** TASK BRIEF **
Here are some entries; quote each one exactly.

** DATA SHOWN **
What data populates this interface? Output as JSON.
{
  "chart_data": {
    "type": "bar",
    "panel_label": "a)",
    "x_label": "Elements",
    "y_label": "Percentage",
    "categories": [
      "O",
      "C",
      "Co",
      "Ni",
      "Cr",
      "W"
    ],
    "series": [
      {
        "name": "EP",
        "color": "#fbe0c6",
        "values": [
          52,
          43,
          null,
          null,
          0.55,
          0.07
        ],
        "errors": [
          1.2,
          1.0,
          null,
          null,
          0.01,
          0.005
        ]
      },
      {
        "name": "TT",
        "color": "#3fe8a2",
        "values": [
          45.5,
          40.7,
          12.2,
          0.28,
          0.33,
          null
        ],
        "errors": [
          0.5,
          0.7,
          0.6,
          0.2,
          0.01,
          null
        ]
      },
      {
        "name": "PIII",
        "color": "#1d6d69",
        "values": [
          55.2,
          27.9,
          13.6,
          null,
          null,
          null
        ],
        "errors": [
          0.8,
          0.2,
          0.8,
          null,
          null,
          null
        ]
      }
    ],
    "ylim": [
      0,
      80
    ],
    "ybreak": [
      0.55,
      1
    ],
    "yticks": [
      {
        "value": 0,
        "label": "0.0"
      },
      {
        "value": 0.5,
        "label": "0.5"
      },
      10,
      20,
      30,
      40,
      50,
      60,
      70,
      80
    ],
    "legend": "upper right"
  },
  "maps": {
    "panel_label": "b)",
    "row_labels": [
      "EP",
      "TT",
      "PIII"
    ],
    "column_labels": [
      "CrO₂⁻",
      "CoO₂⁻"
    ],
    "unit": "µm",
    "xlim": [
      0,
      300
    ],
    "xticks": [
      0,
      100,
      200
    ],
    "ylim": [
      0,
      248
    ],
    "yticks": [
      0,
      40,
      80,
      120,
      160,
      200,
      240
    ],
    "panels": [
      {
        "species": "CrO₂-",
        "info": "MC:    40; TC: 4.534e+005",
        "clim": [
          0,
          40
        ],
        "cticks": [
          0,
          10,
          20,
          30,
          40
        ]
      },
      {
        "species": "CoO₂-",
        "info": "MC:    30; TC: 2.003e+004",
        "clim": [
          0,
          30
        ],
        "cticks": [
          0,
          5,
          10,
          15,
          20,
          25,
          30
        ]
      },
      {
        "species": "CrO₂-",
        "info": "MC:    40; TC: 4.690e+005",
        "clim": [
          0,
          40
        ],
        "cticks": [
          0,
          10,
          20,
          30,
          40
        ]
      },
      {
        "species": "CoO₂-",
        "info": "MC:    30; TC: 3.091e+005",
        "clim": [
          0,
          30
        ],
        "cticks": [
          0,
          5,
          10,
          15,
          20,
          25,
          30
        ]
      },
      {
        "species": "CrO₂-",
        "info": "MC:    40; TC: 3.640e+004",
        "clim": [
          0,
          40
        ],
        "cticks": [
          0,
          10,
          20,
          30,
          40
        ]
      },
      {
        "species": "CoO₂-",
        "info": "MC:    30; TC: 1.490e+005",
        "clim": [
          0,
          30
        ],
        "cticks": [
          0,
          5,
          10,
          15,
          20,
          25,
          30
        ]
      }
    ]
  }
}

** RESULT OF THIS TASK **
What data populates this interface? Output as JSON.
{
  "chart_data": {
    "type": "bar",
    "panel_label": "a)",
    "x_label": "Elements",
    "y_label": "Percentage",
    "categories": [
      "O",
      "C",
      "Co",
      "Ni",
      "Cr",
      "W"
    ],
    "series": [
      {
        "name": "EP",
        "color": "#fbe0c6",
        "values": [
          52,
          43,
          null,
          null,
          0.55,
          0.07
        ],
        "errors": [
          1.2,
          1.0,
          null,
          null,
          0.01,
          0.005
        ]
      },
      {
        "name": "TT",
        "color": "#3fe8a2",
        "values": [
          45.5,
          40.7,
          12.2,
          0.28,
          0.33,
          null
        ],
        "errors": [
          0.5,
          0.7,
          0.6,
          0.2,
          0.01,
          null
        ]
      },
      {
        "name": "PIII",
        "color": "#1d6d69",
        "values": [
          55.2,
          27.9,
          13.6,
          null,
          null,
          null
        ],
        "errors": [
          0.8,
          0.2,
          0.8,
          null,
          null,
          null
        ]
      }
    ],
    "ylim": [
      0,
      80
    ],
    "ybreak": [
      0.55,
      1
    ],
    "yticks": [
      {
        "value": 0,
        "label": "0.0"
      },
      {
        "value": 0.5,
        "label": "0.5"
      },
      10,
      20,
      30,
      40,
      50,
      60,
      70,
      80
    ],
    "legend": "upper right"
  },
  "maps": {
    "panel_label": "b)",
    "row_labels": [
      "EP",
      "TT",
      "PIII"
    ],
    "column_labels": [
      "CrO₂⁻",
      "CoO₂⁻"
    ],
    "unit": "µm",
    "xlim": [
      0,
      300
    ],
    "xticks": [
      0,
      100,
      200
    ],
    "ylim": [
      0,
      248
    ],
    "yticks": [
      0,
      40,
      80,
      120,
      160,
      200,
      240
    ],
    "panels": [
      {
        "species": "CrO₂-",
        "info": "MC:    40; TC: 4.534e+005",
        "clim": [
          0,
          40
        ],
        "cticks": [
          0,
          10,
          20,
          30,
          40
        ]
      },
      {
        "species": "CoO₂-",
        "info": "MC:    30; TC: 2.003e+004",
        "clim": [
          0,
          30
        ],
        "cticks": [
          0,
          5,
          10,
          15,
          20,
          25,
          30
        ]
      },
      {
        "species": "CrO₂-",
        "info": "MC:    40; TC: 4.690e+005",
        "clim": [
          0,
          40
        ],
        "cticks": [
          0,
          10,
          20,
          30,
          40
        ]
      },
      {
        "species": "CoO₂-",
        "info": "MC:    30; TC: 3.091e+005",
        "clim": [
          0,
          30
        ],
        "cticks": [
          0,
          5,
          10,
          15,
          20,
          25,
          30
        ]
      },
      {
        "species": "CrO₂-",
        "info": "MC:    40; TC: 3.640e+004",
        "clim": [
          0,
          40
        ],
        "cticks": [
          0,
          10,
          20,
          30,
          40
        ]
      },
      {
        "species": "CoO₂-",
        "info": "MC:    30; TC: 1.490e+005",
        "clim": [
          0,
          30
        ],
        "cticks": [
          0,
          5,
          10,
          15,
          20,
          25,
          30
        ]
      }
    ]
  }
}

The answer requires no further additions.